[Data records]
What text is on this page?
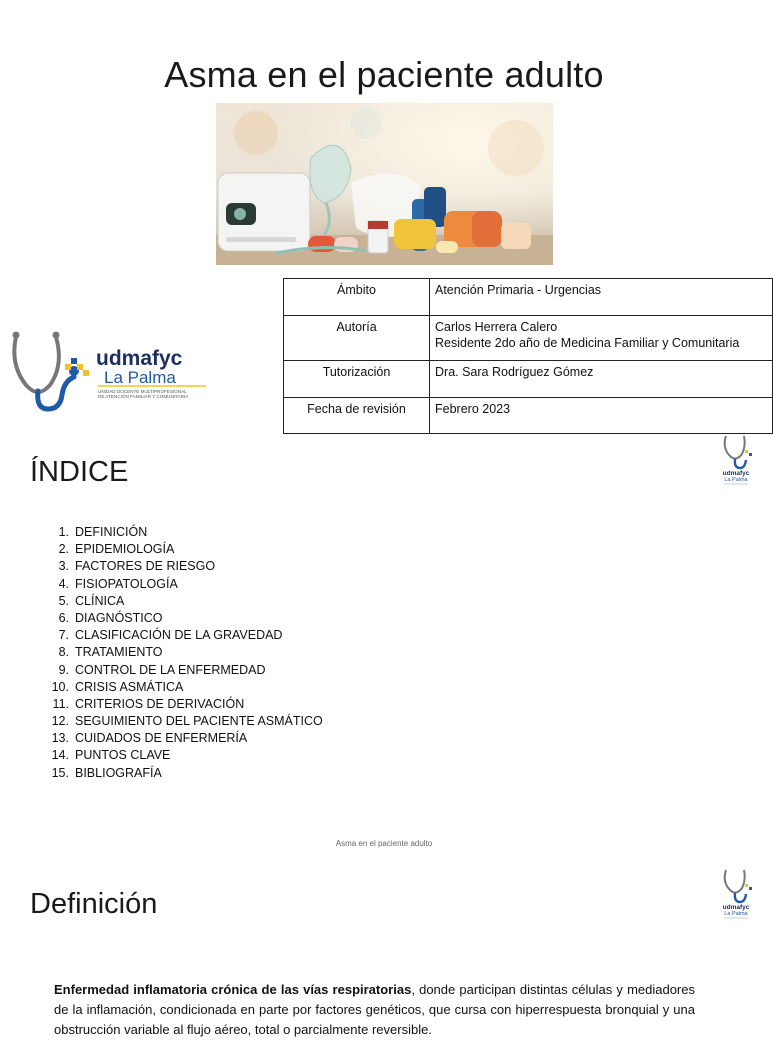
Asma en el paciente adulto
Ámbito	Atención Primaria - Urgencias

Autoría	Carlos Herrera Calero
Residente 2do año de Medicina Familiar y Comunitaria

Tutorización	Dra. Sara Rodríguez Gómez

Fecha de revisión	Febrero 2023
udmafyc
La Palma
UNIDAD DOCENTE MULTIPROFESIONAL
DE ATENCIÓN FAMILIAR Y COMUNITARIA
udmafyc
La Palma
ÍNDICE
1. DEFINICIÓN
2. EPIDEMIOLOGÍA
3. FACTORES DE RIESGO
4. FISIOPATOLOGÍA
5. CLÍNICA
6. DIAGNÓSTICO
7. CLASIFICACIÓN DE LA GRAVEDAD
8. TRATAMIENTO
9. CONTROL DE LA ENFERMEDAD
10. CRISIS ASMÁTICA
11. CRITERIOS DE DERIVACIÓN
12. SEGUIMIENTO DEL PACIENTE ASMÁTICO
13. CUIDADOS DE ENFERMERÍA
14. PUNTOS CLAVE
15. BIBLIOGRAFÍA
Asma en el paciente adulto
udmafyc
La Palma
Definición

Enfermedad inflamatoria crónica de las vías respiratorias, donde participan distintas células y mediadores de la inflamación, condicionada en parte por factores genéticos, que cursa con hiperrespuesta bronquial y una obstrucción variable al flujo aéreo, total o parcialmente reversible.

==

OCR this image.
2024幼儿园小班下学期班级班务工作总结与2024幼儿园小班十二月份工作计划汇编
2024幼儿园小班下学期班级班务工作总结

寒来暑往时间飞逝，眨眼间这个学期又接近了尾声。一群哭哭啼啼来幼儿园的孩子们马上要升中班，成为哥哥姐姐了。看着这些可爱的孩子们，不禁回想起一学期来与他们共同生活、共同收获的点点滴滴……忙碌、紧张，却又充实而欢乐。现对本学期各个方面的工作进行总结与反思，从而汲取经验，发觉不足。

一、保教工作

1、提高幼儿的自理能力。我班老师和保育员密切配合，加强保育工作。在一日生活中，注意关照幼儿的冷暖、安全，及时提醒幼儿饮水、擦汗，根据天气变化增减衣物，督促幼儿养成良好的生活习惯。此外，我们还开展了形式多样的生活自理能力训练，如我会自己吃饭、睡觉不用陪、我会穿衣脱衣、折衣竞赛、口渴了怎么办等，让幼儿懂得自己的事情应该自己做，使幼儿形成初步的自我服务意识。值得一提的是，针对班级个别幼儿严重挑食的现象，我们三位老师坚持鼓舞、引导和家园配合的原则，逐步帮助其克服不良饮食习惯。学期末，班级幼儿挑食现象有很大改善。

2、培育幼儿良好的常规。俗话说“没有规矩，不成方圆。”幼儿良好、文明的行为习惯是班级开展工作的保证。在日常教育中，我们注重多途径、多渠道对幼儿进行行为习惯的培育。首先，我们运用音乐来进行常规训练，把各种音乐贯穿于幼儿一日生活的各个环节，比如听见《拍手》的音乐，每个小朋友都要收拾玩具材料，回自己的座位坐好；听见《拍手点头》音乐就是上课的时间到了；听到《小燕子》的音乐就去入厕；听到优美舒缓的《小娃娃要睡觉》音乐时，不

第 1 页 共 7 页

* **Exercise brief**:
Look back over the material above and state how many lines hold the word "this". Write the number and nothing else.

* **Task answer**:
2